*Exercise directions*:
Repeat every record below exactly as it appears.

*The records*:
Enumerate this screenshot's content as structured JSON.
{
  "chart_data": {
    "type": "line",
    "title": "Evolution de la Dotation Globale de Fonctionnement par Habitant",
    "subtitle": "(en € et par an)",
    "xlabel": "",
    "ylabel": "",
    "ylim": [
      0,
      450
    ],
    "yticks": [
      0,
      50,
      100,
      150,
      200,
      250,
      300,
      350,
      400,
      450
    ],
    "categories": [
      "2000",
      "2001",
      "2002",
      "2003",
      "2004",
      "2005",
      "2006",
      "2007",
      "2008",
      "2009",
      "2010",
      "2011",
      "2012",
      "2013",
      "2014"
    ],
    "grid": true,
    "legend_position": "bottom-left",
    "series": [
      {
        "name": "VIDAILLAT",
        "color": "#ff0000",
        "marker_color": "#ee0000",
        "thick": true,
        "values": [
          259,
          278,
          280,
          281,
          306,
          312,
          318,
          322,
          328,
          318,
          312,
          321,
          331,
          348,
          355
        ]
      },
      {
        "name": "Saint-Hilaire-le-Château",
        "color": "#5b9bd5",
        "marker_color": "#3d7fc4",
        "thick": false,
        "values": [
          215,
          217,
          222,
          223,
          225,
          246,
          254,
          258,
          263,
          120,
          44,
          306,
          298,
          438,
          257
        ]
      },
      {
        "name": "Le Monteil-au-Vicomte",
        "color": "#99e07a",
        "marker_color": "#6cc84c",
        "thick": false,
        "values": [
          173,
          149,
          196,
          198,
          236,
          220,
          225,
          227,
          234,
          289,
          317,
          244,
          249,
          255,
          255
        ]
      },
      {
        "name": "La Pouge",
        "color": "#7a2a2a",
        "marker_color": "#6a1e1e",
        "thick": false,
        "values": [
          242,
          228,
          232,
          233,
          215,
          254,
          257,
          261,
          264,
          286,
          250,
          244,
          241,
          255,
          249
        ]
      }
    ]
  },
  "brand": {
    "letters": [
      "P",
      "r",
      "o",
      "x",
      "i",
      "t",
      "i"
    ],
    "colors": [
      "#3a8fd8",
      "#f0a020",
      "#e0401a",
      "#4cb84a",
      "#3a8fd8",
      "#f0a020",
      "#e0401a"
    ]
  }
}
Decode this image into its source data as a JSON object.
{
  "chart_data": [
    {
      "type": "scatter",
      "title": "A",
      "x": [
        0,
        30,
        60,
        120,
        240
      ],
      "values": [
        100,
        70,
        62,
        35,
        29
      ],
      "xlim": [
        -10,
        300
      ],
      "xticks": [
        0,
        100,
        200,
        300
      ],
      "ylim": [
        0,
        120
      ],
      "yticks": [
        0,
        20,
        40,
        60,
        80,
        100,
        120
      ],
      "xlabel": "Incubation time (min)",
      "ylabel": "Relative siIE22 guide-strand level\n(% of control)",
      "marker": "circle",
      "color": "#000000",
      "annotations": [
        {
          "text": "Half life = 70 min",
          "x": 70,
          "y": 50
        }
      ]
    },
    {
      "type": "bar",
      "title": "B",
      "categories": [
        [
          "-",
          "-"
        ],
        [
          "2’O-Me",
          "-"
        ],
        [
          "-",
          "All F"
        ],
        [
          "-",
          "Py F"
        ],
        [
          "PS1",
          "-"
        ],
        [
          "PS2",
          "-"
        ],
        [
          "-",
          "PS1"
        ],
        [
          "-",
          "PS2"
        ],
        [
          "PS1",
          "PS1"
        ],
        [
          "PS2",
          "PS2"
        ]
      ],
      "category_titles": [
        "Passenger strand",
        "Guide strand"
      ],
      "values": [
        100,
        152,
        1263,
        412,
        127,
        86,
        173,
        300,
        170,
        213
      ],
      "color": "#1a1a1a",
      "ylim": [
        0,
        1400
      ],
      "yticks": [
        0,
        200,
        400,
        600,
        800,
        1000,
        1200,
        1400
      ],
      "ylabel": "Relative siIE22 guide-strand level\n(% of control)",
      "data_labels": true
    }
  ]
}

*Written response*:
Enumerate this screenshot's content as structured JSON.
{
  "chart_data": {
    "type": "line",
    "title": "Evolution de la Dotation Globale de Fonctionnement par Habitant",
    "subtitle": "(en € et par an)",
    "xlabel": "",
    "ylabel": "",
    "ylim": [
      0,
      450
    ],
    "yticks": [
      0,
      50,
      100,
      150,
      200,
      250,
      300,
      350,
      400,
      450
    ],
    "categories": [
      "2000",
      "2001",
      "2002",
      "2003",
      "2004",
      "2005",
      "2006",
      "2007",
      "2008",
      "2009",
      "2010",
      "2011",
      "2012",
      "2013",
      "2014"
    ],
    "grid": true,
    "legend_position": "bottom-left",
    "series": [
      {
        "name": "VIDAILLAT",
        "color": "#ff0000",
        "marker_color": "#ee0000",
        "thick": true,
        "values": [
          259,
          278,
          280,
          281,
          306,
          312,
          318,
          322,
          328,
          318,
          312,
          321,
          331,
          348,
          355
        ]
      },
      {
        "name": "Saint-Hilaire-le-Château",
        "color": "#5b9bd5",
        "marker_color": "#3d7fc4",
        "thick": false,
        "values": [
          215,
          217,
          222,
          223,
          225,
          246,
          254,
          258,
          263,
          120,
          44,
          306,
          298,
          438,
          257
        ]
      },
      {
        "name": "Le Monteil-au-Vicomte",
        "color": "#99e07a",
        "marker_color": "#6cc84c",
        "thick": false,
        "values": [
          173,
          149,
          196,
          198,
          236,
          220,
          225,
          227,
          234,
          289,
          317,
          244,
          249,
          255,
          255
        ]
      },
      {
        "name": "La Pouge",
        "color": "#7a2a2a",
        "marker_color": "#6a1e1e",
        "thick": false,
        "values": [
          242,
          228,
          232,
          233,
          215,
          254,
          257,
          261,
          264,
          286,
          250,
          244,
          241,
          255,
          249
        ]
      }
    ]
  },
  "brand": {
    "letters": [
      "P",
      "r",
      "o",
      "x",
      "i",
      "t",
      "i"
    ],
    "colors": [
      "#3a8fd8",
      "#f0a020",
      "#e0401a",
      "#4cb84a",
      "#3a8fd8",
      "#f0a020",
      "#e0401a"
    ]
  }
}
Decode this image into its source data as a JSON object.
{
  "chart_data": [
    {
      "type": "scatter",
      "title": "A",
      "x": [
        0,
        30,
        60,
        120,
        240
      ],
      "values": [
        100,
        70,
        62,
        35,
        29
      ],
      "xlim": [
        -10,
        300
      ],
      "xticks": [
        0,
        100,
        200,
        300
      ],
      "ylim": [
        0,
        120
      ],
      "yticks": [
        0,
        20,
        40,
        60,
        80,
        100,
        120
      ],
      "xlabel": "Incubation time (min)",
      "ylabel": "Relative siIE22 guide-strand level\n(% of control)",
      "marker": "circle",
      "color": "#000000",
      "annotations": [
        {
          "text": "Half life = 70 min",
          "x": 70,
          "y": 50
        }
      ]
    },
    {
      "type": "bar",
      "title": "B",
      "categories": [
        [
          "-",
          "-"
        ],
        [
          "2’O-Me",
          "-"
        ],
        [
          "-",
          "All F"
        ],
        [
          "-",
          "Py F"
        ],
        [
          "PS1",
          "-"
        ],
        [
          "PS2",
          "-"
        ],
        [
          "-",
          "PS1"
        ],
        [
          "-",
          "PS2"
        ],
        [
          "PS1",
          "PS1"
        ],
        [
          "PS2",
          "PS2"
        ]
      ],
      "category_titles": [
        "Passenger strand",
        "Guide strand"
      ],
      "values": [
        100,
        152,
        1263,
        412,
        127,
        86,
        173,
        300,
        170,
        213
      ],
      "color": "#1a1a1a",
      "ylim": [
        0,
        1400
      ],
      "yticks": [
        0,
        200,
        400,
        600,
        800,
        1000,
        1200,
        1400
      ],
      "ylabel": "Relative siIE22 guide-strand level\n(% of control)",
      "data_labels": true
    }
  ]
}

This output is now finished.